- [What you will do]: Return only those lines of the listing that hold the word "cylinder".

- [The data]:

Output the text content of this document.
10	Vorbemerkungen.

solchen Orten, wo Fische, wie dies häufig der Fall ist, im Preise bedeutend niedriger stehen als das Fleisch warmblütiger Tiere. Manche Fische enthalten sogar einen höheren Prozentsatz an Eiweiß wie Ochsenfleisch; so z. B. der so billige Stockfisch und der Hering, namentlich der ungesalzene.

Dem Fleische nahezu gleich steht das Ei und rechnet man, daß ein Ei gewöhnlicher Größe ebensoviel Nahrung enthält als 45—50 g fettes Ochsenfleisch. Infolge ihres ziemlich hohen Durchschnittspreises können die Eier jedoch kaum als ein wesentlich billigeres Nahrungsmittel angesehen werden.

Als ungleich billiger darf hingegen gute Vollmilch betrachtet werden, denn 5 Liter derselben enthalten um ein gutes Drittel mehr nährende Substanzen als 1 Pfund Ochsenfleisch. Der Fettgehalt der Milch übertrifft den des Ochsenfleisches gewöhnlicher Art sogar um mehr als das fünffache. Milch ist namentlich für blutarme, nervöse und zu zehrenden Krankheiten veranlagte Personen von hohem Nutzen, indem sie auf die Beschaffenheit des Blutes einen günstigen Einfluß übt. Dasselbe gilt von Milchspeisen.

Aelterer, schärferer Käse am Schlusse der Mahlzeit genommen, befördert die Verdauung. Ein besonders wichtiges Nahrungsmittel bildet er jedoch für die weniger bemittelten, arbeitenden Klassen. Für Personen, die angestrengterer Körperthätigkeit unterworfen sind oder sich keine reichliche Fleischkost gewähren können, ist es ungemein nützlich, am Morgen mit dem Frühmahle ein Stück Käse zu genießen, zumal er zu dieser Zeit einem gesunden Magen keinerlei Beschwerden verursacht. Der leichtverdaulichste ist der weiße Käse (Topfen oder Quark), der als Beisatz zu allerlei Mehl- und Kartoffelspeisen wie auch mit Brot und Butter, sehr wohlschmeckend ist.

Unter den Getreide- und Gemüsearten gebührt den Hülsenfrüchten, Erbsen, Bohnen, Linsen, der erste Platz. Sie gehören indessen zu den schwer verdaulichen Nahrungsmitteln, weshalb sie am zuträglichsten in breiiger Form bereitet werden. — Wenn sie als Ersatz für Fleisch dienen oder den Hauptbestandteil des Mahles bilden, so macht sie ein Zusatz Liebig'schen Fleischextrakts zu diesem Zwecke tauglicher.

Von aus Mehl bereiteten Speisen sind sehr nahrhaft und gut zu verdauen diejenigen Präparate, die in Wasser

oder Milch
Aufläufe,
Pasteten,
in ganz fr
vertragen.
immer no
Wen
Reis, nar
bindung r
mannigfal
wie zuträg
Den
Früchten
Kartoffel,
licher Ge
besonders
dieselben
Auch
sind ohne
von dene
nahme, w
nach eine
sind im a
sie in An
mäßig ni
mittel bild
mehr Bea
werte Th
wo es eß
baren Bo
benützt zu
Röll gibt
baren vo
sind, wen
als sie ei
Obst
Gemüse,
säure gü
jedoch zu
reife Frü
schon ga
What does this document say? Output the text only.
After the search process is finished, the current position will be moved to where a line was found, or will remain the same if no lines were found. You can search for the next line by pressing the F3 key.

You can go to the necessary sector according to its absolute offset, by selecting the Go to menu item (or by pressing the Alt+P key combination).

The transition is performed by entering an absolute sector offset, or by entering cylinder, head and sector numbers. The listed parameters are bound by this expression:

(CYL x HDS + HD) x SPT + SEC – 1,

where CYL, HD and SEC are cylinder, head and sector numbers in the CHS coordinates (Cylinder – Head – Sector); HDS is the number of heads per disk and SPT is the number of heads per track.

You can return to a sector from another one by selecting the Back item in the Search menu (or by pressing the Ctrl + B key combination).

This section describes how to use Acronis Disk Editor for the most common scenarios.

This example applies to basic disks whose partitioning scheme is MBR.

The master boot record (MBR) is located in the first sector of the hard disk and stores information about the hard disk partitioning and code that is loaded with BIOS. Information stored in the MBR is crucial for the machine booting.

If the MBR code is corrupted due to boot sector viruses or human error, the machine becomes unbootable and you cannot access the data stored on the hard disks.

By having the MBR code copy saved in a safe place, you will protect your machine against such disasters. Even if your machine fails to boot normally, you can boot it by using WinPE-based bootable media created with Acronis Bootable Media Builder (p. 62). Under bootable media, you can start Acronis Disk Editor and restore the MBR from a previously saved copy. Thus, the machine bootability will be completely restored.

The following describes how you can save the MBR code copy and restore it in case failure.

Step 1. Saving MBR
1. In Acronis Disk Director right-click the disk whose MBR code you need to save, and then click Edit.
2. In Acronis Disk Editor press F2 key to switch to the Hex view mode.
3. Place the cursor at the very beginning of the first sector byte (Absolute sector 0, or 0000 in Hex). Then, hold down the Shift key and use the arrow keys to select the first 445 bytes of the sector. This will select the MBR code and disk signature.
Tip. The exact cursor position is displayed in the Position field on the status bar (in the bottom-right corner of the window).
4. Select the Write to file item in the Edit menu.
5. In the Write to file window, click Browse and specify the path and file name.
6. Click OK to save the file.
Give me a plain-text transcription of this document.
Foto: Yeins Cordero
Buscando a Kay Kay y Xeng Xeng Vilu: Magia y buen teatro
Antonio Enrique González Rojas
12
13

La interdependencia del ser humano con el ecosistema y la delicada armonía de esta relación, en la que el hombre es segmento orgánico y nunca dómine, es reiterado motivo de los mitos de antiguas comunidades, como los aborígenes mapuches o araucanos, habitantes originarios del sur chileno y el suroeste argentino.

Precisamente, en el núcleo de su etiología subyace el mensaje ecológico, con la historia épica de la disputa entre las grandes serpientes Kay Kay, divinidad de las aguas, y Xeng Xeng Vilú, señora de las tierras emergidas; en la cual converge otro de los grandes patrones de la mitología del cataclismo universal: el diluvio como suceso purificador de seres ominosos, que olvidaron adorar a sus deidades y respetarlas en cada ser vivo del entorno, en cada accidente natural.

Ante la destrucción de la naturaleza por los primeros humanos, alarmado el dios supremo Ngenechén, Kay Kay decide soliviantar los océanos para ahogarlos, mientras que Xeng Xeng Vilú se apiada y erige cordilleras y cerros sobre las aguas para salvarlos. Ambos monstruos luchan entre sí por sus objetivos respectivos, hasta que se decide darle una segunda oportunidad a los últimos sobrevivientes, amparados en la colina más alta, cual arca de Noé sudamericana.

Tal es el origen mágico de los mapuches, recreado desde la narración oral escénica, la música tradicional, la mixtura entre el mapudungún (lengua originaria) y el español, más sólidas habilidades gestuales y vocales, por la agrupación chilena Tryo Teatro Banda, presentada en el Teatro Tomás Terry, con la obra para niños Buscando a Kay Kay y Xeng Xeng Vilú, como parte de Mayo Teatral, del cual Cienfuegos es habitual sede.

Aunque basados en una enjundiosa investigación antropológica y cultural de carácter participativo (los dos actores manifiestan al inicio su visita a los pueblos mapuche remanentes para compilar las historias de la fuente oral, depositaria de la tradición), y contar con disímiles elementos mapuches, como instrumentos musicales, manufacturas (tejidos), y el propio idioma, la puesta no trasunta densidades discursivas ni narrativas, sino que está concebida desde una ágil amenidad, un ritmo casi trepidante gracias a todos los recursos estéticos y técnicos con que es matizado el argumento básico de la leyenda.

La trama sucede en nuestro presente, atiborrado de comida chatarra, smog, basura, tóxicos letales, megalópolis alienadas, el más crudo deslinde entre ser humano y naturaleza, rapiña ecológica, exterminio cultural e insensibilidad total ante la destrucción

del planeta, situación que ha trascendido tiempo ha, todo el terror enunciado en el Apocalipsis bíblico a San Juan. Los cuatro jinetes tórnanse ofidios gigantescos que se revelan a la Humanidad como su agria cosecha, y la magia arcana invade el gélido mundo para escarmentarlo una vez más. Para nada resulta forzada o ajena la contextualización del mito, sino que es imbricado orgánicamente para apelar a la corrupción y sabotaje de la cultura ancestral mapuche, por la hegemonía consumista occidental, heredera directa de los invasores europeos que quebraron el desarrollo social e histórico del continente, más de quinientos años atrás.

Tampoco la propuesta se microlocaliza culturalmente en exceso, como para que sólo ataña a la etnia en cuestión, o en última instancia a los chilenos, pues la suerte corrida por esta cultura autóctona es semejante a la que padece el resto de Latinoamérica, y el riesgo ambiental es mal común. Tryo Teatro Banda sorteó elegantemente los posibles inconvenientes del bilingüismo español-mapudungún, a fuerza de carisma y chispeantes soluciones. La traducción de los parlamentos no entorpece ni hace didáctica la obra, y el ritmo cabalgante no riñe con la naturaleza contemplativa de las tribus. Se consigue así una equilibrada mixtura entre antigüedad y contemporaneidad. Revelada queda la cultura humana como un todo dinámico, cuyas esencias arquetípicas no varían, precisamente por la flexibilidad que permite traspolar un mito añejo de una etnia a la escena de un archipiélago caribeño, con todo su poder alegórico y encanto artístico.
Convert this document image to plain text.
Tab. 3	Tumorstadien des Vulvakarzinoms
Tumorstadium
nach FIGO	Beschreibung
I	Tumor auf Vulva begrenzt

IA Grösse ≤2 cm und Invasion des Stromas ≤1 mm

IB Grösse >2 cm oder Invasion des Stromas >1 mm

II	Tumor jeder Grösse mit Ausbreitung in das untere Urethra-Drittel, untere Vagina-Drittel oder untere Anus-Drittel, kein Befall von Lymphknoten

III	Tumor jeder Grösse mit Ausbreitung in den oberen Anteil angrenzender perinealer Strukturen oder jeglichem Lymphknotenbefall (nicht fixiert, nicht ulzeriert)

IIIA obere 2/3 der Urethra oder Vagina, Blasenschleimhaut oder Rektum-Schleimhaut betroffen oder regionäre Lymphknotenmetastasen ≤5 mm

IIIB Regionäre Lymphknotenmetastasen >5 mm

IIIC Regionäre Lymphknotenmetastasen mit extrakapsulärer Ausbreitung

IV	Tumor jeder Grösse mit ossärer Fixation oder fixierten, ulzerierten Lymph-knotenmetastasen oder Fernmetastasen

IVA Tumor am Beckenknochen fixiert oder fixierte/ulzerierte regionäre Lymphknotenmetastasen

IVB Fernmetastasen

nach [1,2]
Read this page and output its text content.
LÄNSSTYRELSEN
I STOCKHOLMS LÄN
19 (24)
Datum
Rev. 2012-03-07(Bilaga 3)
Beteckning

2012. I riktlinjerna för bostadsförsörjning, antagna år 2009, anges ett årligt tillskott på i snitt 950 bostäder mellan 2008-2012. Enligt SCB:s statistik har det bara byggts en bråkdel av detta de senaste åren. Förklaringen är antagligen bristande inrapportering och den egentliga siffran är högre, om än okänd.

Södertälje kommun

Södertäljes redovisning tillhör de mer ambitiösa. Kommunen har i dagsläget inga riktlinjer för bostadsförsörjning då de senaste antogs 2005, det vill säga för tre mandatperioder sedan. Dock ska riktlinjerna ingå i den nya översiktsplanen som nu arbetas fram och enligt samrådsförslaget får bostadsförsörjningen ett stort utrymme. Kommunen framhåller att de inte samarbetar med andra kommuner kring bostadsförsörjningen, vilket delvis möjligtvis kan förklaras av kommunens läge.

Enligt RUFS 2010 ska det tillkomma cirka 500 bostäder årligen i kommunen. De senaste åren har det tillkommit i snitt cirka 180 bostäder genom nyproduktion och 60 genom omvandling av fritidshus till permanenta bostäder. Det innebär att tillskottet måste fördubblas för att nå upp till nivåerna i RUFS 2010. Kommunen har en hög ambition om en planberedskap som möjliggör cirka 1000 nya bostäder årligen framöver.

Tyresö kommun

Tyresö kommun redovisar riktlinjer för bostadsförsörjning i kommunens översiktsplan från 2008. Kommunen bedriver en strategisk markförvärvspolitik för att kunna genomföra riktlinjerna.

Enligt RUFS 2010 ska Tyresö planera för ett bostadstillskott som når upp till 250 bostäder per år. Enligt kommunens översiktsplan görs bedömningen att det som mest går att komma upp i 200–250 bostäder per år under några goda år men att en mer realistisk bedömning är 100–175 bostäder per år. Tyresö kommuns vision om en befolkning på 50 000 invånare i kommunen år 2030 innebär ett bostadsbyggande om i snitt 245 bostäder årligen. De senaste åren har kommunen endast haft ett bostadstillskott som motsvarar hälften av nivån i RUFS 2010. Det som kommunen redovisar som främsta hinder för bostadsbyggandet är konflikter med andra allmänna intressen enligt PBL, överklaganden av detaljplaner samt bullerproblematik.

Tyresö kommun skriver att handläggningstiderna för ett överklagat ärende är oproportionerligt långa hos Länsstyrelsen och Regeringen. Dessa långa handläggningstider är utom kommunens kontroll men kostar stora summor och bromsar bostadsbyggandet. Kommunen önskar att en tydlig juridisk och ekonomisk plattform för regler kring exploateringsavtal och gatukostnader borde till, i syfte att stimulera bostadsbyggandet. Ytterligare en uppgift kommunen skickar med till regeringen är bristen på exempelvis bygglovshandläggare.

- [Answer space]:
The transition is performed by entering an absolute sector offset, or by entering cylinder, head and sector numbers. The listed parameters are bound by this expression:
where CYL, HD and SEC are cylinder, head and sector numbers in the CHS coordinates (Cylinder – Head – Sector); HDS is the number of heads per disk and SPT is the number of heads per track.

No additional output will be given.